> Records for this task
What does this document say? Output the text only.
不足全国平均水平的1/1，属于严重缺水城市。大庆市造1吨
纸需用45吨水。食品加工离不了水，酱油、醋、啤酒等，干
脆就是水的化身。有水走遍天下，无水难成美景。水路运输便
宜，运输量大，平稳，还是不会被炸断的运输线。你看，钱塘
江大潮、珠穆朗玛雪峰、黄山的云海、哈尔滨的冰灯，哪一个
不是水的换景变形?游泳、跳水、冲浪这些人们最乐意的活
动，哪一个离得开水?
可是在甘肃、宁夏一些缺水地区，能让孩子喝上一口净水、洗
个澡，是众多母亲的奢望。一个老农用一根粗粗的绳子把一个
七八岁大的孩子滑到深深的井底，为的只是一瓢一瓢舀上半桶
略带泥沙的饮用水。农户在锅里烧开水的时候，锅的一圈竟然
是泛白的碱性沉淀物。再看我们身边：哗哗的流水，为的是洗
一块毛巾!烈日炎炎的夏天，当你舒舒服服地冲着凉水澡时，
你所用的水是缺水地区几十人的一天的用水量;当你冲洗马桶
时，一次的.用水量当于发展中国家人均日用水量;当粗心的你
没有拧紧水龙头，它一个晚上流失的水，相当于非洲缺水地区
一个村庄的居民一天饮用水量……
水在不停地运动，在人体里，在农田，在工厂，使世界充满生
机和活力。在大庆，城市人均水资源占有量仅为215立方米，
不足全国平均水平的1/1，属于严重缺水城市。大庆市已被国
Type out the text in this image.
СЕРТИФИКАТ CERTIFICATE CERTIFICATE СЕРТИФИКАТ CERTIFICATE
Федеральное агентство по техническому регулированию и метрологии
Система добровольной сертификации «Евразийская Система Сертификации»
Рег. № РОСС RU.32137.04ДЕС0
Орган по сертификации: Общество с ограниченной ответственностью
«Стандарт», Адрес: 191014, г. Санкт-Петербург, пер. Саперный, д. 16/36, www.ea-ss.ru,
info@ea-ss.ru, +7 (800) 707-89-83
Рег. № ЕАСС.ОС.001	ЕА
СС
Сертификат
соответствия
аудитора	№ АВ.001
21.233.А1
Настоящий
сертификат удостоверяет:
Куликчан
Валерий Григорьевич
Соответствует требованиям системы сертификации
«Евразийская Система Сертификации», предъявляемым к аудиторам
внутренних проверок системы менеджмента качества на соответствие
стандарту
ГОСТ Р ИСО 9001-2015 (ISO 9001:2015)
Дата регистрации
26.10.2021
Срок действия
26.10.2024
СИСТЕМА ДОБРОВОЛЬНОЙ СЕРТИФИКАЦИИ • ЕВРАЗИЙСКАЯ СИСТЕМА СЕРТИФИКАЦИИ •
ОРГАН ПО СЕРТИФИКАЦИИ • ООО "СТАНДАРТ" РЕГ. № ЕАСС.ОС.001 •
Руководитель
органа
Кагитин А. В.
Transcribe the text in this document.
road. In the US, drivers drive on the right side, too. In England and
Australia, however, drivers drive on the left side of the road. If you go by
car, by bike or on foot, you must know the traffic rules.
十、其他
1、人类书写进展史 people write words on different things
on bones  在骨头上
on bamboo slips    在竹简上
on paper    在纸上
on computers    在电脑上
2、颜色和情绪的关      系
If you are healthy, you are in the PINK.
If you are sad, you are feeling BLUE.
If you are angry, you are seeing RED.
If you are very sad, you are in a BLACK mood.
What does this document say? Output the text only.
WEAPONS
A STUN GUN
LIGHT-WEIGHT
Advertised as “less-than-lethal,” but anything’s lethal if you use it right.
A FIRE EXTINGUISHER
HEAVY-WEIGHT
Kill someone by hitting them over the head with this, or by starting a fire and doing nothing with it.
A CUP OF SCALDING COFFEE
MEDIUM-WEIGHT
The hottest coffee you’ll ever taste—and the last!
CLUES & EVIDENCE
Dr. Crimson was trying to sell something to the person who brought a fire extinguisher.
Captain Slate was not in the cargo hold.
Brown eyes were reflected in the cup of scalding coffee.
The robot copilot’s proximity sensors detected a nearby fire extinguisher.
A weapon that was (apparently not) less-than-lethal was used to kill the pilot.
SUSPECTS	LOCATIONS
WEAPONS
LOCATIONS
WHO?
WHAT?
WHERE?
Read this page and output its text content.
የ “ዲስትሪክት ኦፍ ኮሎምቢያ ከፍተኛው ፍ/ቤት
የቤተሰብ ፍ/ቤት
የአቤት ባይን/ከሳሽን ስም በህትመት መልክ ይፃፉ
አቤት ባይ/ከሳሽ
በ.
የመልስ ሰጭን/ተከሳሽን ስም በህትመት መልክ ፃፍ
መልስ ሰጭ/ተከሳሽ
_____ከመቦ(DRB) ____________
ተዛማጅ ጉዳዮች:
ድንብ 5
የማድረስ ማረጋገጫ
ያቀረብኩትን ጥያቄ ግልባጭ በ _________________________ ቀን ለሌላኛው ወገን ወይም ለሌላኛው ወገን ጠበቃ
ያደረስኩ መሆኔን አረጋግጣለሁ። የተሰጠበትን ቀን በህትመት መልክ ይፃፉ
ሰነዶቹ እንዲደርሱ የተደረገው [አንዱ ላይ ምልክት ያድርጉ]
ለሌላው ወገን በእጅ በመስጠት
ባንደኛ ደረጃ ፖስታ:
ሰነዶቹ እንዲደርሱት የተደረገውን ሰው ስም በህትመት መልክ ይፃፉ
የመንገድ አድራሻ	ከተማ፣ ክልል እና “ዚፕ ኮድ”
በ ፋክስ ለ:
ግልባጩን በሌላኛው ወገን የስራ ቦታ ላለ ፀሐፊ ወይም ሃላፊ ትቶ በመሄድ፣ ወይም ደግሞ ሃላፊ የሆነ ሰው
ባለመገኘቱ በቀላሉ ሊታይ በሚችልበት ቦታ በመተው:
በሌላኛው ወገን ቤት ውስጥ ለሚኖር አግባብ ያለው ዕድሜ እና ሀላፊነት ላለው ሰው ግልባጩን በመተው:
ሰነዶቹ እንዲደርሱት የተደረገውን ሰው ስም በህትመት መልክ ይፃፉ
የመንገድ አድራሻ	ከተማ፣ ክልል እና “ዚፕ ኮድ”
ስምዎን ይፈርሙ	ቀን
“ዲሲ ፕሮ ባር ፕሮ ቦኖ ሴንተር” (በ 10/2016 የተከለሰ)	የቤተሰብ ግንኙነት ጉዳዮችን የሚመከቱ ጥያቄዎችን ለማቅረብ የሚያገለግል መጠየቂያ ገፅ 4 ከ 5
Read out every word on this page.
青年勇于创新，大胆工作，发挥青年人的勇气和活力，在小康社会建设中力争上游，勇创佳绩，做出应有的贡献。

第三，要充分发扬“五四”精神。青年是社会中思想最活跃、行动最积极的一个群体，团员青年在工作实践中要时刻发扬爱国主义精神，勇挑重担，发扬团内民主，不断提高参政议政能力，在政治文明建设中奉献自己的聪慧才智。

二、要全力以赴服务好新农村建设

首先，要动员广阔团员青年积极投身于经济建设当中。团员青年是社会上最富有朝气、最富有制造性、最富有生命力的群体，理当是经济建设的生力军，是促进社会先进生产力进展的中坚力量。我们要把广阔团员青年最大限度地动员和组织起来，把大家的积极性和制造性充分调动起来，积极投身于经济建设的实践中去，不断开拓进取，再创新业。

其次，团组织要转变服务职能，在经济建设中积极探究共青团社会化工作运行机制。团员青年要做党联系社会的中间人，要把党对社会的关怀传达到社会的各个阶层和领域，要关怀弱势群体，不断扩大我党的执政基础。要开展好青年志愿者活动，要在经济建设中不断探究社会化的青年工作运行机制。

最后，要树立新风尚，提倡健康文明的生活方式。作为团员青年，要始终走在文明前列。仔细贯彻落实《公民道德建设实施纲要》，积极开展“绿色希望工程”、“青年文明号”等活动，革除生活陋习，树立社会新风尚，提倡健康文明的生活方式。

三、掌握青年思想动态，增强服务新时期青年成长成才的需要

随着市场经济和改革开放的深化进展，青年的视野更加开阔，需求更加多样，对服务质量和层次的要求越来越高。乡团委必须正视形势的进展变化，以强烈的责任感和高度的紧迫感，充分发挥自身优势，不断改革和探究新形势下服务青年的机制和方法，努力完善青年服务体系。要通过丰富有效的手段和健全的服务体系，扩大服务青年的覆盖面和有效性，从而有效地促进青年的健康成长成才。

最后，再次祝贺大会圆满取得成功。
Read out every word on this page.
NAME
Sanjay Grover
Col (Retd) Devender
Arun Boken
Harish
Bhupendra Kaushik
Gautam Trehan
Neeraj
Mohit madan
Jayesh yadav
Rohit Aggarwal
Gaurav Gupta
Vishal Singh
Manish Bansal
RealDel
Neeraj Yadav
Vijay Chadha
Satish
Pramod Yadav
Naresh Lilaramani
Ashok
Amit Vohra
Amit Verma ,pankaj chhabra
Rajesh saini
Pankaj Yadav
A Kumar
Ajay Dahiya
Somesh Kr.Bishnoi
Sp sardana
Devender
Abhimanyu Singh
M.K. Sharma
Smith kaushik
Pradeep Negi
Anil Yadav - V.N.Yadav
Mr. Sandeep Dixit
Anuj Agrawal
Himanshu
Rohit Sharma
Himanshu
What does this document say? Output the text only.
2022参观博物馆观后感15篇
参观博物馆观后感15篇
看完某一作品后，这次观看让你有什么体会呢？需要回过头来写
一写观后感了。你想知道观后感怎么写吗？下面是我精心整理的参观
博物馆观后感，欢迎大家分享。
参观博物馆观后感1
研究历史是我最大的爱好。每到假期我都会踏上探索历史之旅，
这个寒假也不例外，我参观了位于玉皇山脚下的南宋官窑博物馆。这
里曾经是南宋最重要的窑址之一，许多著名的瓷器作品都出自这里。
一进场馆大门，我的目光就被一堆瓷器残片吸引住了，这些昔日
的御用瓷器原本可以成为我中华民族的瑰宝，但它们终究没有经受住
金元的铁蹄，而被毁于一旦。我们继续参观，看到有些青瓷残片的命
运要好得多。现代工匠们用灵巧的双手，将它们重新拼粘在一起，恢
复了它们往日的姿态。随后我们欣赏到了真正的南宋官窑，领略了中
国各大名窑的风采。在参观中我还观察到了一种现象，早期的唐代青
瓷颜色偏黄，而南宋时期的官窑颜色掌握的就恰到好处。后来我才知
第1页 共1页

> Task instructions
Copy every line above that includes the string "than".

> Expected answer
Advertised as “less-than-lethal,” but anything’s lethal if you use it right.
A weapon that was (apparently not) less-than-lethal was used to kill the pilot.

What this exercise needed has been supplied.